> _TO DO_
Copy the material from its first line through the line containing "The wall portion 1b is at (563, 437).", replacing "perspective view" with "front view" and keeping everything else the same.

···

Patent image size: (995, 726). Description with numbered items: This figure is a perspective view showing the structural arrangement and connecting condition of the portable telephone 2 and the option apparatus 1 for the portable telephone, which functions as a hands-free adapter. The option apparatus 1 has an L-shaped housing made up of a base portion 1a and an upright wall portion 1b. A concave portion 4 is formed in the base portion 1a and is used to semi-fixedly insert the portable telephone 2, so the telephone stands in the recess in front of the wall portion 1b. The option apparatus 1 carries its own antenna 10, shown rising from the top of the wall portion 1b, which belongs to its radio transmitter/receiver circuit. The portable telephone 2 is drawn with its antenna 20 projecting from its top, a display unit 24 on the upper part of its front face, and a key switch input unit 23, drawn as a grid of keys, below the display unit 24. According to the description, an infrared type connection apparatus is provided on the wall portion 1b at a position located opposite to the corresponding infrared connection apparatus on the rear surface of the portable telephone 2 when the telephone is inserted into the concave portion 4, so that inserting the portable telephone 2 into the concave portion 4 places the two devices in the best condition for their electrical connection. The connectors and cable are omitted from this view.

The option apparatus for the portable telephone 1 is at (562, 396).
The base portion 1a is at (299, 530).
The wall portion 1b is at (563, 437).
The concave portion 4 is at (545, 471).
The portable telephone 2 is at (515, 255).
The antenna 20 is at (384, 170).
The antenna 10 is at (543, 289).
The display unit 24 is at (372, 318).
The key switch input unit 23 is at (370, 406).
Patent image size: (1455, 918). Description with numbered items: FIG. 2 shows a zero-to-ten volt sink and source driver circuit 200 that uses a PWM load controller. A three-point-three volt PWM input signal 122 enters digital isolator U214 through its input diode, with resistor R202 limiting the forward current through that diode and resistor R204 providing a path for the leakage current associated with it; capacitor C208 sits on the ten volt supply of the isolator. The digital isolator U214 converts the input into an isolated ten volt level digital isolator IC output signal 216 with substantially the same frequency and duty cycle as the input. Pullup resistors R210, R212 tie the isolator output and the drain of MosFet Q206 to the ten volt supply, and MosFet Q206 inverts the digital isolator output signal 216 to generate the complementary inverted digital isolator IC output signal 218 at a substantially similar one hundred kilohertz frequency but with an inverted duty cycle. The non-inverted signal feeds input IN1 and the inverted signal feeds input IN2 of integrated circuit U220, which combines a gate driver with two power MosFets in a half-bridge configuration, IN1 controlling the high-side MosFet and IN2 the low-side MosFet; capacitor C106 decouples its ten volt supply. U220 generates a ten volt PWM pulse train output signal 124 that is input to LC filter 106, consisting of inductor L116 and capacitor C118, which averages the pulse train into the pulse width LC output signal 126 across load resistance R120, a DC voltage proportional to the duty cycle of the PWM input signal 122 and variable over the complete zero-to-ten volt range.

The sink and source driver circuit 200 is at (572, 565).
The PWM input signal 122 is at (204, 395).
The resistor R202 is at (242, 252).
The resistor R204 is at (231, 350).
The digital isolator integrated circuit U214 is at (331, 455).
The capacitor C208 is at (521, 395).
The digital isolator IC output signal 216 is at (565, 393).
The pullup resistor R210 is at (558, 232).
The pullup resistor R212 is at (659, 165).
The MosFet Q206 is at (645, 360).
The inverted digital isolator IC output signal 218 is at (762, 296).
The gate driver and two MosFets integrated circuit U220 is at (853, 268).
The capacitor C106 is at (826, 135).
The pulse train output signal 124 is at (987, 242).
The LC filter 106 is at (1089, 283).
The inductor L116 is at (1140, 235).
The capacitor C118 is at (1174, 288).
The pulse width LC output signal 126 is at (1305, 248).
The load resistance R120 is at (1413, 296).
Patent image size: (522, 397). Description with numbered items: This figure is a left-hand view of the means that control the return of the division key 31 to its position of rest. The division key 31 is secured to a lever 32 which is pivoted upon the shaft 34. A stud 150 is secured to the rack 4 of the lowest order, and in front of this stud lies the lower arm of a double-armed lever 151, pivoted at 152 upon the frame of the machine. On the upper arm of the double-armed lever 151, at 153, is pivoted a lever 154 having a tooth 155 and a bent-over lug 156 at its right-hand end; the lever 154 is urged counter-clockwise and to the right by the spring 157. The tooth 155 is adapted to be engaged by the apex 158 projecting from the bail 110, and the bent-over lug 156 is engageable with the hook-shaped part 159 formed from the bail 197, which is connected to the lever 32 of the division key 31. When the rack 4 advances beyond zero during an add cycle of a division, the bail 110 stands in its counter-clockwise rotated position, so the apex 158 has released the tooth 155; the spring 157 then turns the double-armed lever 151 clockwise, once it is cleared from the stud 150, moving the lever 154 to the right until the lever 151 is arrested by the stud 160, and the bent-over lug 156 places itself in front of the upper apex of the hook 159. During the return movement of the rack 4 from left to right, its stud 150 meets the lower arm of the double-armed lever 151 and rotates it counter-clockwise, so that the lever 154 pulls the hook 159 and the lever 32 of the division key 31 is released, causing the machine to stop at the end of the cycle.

···

> _EXERCISE SOLUTION_
Patent image size: (995, 726). Description with numbered items: This figure is a front view showing the structural arrangement and connecting condition of the portable telephone 2 and the option apparatus 1 for the portable telephone, which functions as a hands-free adapter. The option apparatus 1 has an L-shaped housing made up of a base portion 1a and an upright wall portion 1b. A concave portion 4 is formed in the base portion 1a and is used to semi-fixedly insert the portable telephone 2, so the telephone stands in the recess in front of the wall portion 1b. The option apparatus 1 carries its own antenna 10, shown rising from the top of the wall portion 1b, which belongs to its radio transmitter/receiver circuit. The portable telephone 2 is drawn with its antenna 20 projecting from its top, a display unit 24 on the upper part of its front face, and a key switch input unit 23, drawn as a grid of keys, below the display unit 24. According to the description, an infrared type connection apparatus is provided on the wall portion 1b at a position located opposite to the corresponding infrared connection apparatus on the rear surface of the portable telephone 2 when the telephone is inserted into the concave portion 4, so that inserting the portable telephone 2 into the concave portion 4 places the two devices in the best condition for their electrical connection. The connectors and cable are omitted from this view.

The option apparatus for the portable telephone 1 is at (562, 396).
The base portion 1a is at (299, 530).
The wall portion 1b is at (563, 437).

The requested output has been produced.